What you need to do: Compute how many lines in the entries below contain "accordance", and output nothing but the number.

Dataset content:
+---+
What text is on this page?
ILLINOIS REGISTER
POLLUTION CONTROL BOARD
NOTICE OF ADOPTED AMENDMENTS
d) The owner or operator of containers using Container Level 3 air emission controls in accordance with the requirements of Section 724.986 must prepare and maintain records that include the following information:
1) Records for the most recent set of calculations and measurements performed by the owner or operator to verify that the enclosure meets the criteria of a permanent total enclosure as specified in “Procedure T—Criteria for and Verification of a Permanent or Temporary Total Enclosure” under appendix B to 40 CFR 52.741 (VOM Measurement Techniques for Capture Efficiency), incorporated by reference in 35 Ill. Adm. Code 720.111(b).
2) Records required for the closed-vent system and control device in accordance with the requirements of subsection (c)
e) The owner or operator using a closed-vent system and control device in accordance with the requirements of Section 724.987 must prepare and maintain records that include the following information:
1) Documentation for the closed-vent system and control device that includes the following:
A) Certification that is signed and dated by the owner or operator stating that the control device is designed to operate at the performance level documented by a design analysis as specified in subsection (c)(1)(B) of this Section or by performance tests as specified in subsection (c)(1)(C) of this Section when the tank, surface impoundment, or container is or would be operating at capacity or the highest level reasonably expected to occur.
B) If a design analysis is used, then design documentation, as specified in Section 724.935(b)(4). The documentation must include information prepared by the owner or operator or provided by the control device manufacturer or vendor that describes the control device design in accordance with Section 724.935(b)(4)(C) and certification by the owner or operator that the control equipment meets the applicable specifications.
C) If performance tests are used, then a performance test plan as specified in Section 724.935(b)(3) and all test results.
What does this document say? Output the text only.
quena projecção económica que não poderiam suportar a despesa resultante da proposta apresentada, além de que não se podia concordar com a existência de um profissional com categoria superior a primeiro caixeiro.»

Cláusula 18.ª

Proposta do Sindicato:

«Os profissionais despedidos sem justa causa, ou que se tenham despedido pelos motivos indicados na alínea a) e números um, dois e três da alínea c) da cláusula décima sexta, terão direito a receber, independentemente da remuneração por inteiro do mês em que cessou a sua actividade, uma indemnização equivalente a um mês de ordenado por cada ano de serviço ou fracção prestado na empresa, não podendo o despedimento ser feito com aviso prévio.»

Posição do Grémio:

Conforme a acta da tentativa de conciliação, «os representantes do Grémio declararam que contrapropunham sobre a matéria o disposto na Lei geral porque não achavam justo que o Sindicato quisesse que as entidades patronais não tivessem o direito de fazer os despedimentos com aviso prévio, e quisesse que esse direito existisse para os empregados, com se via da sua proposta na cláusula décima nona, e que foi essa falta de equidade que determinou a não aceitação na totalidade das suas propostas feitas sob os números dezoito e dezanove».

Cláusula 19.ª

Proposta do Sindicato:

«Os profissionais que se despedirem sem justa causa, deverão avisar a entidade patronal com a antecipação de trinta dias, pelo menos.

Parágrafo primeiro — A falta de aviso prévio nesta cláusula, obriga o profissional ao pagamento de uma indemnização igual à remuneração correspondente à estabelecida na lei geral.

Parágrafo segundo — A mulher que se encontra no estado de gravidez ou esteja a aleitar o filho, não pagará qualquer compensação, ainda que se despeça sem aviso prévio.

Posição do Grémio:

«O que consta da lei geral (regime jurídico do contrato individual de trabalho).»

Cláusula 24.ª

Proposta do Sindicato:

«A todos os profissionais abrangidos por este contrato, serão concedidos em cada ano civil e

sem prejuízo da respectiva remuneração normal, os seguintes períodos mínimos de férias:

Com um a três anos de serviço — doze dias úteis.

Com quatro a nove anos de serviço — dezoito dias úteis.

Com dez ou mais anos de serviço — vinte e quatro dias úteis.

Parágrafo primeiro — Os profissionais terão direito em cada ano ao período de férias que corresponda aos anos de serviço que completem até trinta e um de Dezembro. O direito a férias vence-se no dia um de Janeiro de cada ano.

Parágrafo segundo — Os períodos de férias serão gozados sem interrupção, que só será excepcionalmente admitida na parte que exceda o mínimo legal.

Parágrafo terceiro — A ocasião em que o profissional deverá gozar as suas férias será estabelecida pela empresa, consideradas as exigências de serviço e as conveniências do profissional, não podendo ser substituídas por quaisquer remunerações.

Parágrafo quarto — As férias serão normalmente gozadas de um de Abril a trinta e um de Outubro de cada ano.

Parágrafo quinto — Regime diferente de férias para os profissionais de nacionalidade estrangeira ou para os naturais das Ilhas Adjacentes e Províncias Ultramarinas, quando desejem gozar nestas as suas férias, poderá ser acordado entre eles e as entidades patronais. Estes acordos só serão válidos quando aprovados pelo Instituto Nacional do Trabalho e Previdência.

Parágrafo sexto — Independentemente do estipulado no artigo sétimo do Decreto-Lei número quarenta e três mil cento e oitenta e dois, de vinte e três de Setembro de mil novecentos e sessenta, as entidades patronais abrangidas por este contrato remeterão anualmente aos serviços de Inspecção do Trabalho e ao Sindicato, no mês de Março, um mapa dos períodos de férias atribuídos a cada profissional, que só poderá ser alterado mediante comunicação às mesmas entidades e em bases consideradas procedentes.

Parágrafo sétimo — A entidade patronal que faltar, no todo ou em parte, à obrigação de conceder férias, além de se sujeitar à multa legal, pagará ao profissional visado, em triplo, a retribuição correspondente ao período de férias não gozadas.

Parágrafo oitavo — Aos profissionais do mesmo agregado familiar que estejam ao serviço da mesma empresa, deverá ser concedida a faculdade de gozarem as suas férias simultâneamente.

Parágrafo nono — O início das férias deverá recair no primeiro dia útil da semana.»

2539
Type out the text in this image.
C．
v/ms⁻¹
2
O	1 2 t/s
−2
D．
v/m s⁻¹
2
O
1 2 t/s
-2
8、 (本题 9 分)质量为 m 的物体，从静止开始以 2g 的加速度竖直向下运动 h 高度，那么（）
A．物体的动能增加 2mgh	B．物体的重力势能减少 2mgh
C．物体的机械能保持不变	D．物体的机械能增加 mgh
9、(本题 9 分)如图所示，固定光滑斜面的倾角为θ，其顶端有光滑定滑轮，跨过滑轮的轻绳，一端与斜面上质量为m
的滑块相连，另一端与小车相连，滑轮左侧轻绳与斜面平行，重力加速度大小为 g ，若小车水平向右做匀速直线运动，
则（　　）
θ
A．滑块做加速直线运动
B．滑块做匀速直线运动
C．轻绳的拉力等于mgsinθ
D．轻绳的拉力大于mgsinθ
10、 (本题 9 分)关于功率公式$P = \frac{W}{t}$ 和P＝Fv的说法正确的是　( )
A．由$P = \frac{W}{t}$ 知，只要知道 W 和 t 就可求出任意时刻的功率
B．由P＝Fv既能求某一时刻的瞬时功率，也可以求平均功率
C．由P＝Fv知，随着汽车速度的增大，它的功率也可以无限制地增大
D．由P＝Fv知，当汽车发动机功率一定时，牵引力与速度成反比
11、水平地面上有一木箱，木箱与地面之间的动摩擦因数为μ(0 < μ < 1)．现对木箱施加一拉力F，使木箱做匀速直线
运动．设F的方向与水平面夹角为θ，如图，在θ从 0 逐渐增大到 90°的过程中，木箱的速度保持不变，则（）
+---+
Exercise response: 4